Task goal
Can you print every record below exactly as written?

— START —

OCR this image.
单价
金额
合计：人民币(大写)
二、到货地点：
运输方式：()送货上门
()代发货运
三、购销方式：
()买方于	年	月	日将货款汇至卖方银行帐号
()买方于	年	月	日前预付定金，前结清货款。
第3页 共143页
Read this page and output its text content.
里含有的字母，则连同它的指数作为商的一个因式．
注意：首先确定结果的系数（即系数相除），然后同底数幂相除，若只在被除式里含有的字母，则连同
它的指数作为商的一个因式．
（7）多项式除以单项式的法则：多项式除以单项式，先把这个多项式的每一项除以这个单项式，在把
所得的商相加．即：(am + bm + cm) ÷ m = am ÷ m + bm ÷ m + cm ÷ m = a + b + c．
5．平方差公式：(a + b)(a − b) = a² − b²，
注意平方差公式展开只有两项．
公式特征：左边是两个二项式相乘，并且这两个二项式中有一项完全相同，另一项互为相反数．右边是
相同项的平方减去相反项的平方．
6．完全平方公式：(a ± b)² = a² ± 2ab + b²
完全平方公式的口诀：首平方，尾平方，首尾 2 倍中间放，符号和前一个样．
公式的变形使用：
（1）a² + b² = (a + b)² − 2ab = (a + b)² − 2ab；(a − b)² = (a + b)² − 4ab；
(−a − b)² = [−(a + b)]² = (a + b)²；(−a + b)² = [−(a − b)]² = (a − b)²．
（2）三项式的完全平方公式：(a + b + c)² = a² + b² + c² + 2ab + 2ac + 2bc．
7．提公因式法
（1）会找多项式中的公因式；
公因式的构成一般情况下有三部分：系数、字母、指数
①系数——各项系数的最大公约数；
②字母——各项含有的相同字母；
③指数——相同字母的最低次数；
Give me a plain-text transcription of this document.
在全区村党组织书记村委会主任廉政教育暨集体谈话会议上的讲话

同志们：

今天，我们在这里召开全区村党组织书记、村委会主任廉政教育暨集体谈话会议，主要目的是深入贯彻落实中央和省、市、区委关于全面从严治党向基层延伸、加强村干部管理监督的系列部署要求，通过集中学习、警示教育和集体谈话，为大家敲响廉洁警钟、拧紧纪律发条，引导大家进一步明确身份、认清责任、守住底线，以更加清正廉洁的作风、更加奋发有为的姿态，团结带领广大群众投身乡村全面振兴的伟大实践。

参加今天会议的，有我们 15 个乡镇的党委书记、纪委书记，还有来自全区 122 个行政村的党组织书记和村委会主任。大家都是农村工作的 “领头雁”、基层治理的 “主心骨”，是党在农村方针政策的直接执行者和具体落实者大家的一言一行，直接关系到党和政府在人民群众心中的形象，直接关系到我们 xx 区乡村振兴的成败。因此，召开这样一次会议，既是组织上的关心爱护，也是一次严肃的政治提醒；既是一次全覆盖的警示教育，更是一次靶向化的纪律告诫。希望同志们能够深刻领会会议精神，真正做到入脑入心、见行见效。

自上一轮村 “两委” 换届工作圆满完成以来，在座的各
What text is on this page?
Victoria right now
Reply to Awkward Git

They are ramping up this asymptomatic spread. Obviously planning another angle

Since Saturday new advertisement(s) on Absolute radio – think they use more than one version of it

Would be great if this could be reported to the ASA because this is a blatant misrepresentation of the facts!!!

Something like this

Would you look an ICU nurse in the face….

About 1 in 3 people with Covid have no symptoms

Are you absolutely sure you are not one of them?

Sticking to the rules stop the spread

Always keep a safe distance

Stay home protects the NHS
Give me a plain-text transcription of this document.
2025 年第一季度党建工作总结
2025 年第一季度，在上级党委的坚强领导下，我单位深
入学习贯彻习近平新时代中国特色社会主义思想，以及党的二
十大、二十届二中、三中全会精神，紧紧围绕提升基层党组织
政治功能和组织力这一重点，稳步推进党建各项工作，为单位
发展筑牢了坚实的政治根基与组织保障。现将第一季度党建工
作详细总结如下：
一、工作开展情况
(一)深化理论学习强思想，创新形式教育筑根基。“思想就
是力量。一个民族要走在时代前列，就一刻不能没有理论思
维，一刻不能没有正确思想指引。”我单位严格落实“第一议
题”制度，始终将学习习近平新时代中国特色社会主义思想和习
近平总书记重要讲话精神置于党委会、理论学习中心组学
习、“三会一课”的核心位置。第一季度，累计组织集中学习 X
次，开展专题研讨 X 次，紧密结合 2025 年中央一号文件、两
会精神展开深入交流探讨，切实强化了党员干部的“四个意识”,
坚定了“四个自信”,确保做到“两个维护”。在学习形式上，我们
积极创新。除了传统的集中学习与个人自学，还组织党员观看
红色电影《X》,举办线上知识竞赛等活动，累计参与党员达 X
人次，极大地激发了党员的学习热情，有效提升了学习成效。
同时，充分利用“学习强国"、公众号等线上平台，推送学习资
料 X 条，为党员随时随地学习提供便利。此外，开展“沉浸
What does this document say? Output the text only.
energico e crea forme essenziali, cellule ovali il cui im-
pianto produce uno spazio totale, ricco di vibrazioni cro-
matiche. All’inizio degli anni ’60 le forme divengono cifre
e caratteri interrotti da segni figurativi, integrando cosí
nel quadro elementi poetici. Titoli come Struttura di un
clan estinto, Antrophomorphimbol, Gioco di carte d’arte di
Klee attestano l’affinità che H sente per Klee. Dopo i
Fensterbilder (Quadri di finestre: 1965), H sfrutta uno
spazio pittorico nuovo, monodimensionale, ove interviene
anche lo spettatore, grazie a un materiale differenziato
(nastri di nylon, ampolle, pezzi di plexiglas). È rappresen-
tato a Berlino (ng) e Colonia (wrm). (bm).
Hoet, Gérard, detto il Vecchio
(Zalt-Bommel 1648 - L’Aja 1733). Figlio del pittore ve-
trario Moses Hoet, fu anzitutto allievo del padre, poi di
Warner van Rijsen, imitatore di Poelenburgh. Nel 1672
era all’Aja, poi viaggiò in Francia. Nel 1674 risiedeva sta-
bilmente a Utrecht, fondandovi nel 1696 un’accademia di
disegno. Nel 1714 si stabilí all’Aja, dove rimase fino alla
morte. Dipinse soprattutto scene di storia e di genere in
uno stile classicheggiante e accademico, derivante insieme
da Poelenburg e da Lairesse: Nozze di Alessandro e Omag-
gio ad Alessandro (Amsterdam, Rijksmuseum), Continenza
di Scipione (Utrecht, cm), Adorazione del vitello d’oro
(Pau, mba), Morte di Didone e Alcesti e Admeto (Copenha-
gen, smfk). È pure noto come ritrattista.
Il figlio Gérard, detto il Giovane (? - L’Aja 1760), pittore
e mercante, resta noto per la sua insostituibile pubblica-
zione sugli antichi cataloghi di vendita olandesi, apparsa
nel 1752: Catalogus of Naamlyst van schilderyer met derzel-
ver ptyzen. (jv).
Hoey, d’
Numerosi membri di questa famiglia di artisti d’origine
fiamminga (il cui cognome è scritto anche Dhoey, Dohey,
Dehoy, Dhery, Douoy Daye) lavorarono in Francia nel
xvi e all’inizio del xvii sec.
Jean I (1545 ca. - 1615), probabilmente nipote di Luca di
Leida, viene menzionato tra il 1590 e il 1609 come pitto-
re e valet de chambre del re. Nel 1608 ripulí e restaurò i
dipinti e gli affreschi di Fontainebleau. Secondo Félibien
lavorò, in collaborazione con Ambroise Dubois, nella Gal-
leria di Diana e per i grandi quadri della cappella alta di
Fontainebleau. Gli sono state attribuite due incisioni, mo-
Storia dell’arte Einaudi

— END —

Solution for this problem
OCR this image.
单价
金额
合计：人民币(大写)
二、到货地点：
运输方式：()送货上门
()代发货运
三、购销方式：
()买方于	年	月	日将货款汇至卖方银行帐号
()买方于	年	月	日前预付定金，前结清货款。
第3页 共143页
Read this page and output its text content.
里含有的字母，则连同它的指数作为商的一个因式．
注意：首先确定结果的系数（即系数相除），然后同底数幂相除，若只在被除式里含有的字母，则连同
它的指数作为商的一个因式．
（7）多项式除以单项式的法则：多项式除以单项式，先把这个多项式的每一项除以这个单项式，在把
所得的商相加．即：(am + bm + cm) ÷ m = am ÷ m + bm ÷ m + cm ÷ m = a + b + c．
5．平方差公式：(a + b)(a − b) = a² − b²，
注意平方差公式展开只有两项．
公式特征：左边是两个二项式相乘，并且这两个二项式中有一项完全相同，另一项互为相反数．右边是
相同项的平方减去相反项的平方．
6．完全平方公式：(a ± b)² = a² ± 2ab + b²
完全平方公式的口诀：首平方，尾平方，首尾 2 倍中间放，符号和前一个样．
公式的变形使用：
（1）a² + b² = (a + b)² − 2ab = (a + b)² − 2ab；(a − b)² = (a + b)² − 4ab；
(−a − b)² = [−(a + b)]² = (a + b)²；(−a + b)² = [−(a − b)]² = (a − b)²．
（2）三项式的完全平方公式：(a + b + c)² = a² + b² + c² + 2ab + 2ac + 2bc．
7．提公因式法
（1）会找多项式中的公因式；
公因式的构成一般情况下有三部分：系数、字母、指数
①系数——各项系数的最大公约数；
②字母——各项含有的相同字母；
③指数——相同字母的最低次数；
Give me a plain-text transcription of this document.
在全区村党组织书记村委会主任廉政教育暨集体谈话会议上的讲话

同志们：

今天，我们在这里召开全区村党组织书记、村委会主任廉政教育暨集体谈话会议，主要目的是深入贯彻落实中央和省、市、区委关于全面从严治党向基层延伸、加强村干部管理监督的系列部署要求，通过集中学习、警示教育和集体谈话，为大家敲响廉洁警钟、拧紧纪律发条，引导大家进一步明确身份、认清责任、守住底线，以更加清正廉洁的作风、更加奋发有为的姿态，团结带领广大群众投身乡村全面振兴的伟大实践。

参加今天会议的，有我们 15 个乡镇的党委书记、纪委书记，还有来自全区 122 个行政村的党组织书记和村委会主任。大家都是农村工作的 “领头雁”、基层治理的 “主心骨”，是党在农村方针政策的直接执行者和具体落实者大家的一言一行，直接关系到党和政府在人民群众心中的形象，直接关系到我们 xx 区乡村振兴的成败。因此，召开这样一次会议，既是组织上的关心爱护，也是一次严肃的政治提醒；既是一次全覆盖的警示教育，更是一次靶向化的纪律告诫。希望同志们能够深刻领会会议精神，真正做到入脑入心、见行见效。

自上一轮村 “两委” 换届工作圆满完成以来，在座的各
What text is on this page?
Victoria right now
Reply to Awkward Git

They are ramping up this asymptomatic spread. Obviously planning another angle

Since Saturday new advertisement(s) on Absolute radio – think they use more than one version of it

Would be great if this could be reported to the ASA because this is a blatant misrepresentation of the facts!!!

Something like this

Would you look an ICU nurse in the face….

About 1 in 3 people with Covid have no symptoms

Are you absolutely sure you are not one of them?

Sticking to the rules stop the spread

Always keep a safe distance

Stay home protects the NHS
Give me a plain-text transcription of this document.
2025 年第一季度党建工作总结
2025 年第一季度，在上级党委的坚强领导下，我单位深
入学习贯彻习近平新时代中国特色社会主义思想，以及党的二
十大、二十届二中、三中全会精神，紧紧围绕提升基层党组织
政治功能和组织力这一重点，稳步推进党建各项工作，为单位
发展筑牢了坚实的政治根基与组织保障。现将第一季度党建工
作详细总结如下：
一、工作开展情况
(一)深化理论学习强思想，创新形式教育筑根基。“思想就
是力量。一个民族要走在时代前列，就一刻不能没有理论思
维，一刻不能没有正确思想指引。”我单位严格落实“第一议
题”制度，始终将学习习近平新时代中国特色社会主义思想和习
近平总书记重要讲话精神置于党委会、理论学习中心组学
习、“三会一课”的核心位置。第一季度，累计组织集中学习 X
次，开展专题研讨 X 次，紧密结合 2025 年中央一号文件、两
会精神展开深入交流探讨，切实强化了党员干部的“四个意识”,
坚定了“四个自信”,确保做到“两个维护”。在学习形式上，我们
积极创新。除了传统的集中学习与个人自学，还组织党员观看
红色电影《X》,举办线上知识竞赛等活动，累计参与党员达 X
人次，极大地激发了党员的学习热情，有效提升了学习成效。
同时，充分利用“学习强国"、公众号等线上平台，推送学习资
料 X 条，为党员随时随地学习提供便利。此外，开展“沉浸
What does this document say? Output the text only.
energico e crea forme essenziali, cellule ovali il cui im-
pianto produce uno spazio totale, ricco di vibrazioni cro-
matiche. All’inizio degli anni ’60 le forme divengono cifre
e caratteri interrotti da segni figurativi, integrando cosí
nel quadro elementi poetici. Titoli come Struttura di un
clan estinto, Antrophomorphimbol, Gioco di carte d’arte di
Klee attestano l’affinità che H sente per Klee. Dopo i
Fensterbilder (Quadri di finestre: 1965), H sfrutta uno
spazio pittorico nuovo, monodimensionale, ove interviene
anche lo spettatore, grazie a un materiale differenziato
(nastri di nylon, ampolle, pezzi di plexiglas). È rappresen-
tato a Berlino (ng) e Colonia (wrm). (bm).
Hoet, Gérard, detto il Vecchio
(Zalt-Bommel 1648 - L’Aja 1733). Figlio del pittore ve-
trario Moses Hoet, fu anzitutto allievo del padre, poi di
Warner van Rijsen, imitatore di Poelenburgh. Nel 1672
era all’Aja, poi viaggiò in Francia. Nel 1674 risiedeva sta-
bilmente a Utrecht, fondandovi nel 1696 un’accademia di
disegno. Nel 1714 si stabilí all’Aja, dove rimase fino alla
morte. Dipinse soprattutto scene di storia e di genere in
uno stile classicheggiante e accademico, derivante insieme
da Poelenburg e da Lairesse: Nozze di Alessandro e Omag-
gio ad Alessandro (Amsterdam, Rijksmuseum), Continenza
di Scipione (Utrecht, cm), Adorazione del vitello d’oro
(Pau, mba), Morte di Didone e Alcesti e Admeto (Copenha-
gen, smfk). È pure noto come ritrattista.
Il figlio Gérard, detto il Giovane (? - L’Aja 1760), pittore
e mercante, resta noto per la sua insostituibile pubblica-
zione sugli antichi cataloghi di vendita olandesi, apparsa
nel 1752: Catalogus of Naamlyst van schilderyer met derzel-
ver ptyzen. (jv).
Hoey, d’
Numerosi membri di questa famiglia di artisti d’origine
fiamminga (il cui cognome è scritto anche Dhoey, Dohey,
Dehoy, Dhery, Douoy Daye) lavorarono in Francia nel
xvi e all’inizio del xvii sec.
Jean I (1545 ca. - 1615), probabilmente nipote di Luca di
Leida, viene menzionato tra il 1590 e il 1609 come pitto-
re e valet de chambre del re. Nel 1608 ripulí e restaurò i
dipinti e gli affreschi di Fontainebleau. Secondo Félibien
lavorò, in collaborazione con Ambroise Dubois, nella Gal-
leria di Diana e per i grandi quadri della cappella alta di
Fontainebleau. Gli sono state attribuite due incisioni, mo-
Storia dell’arte Einaudi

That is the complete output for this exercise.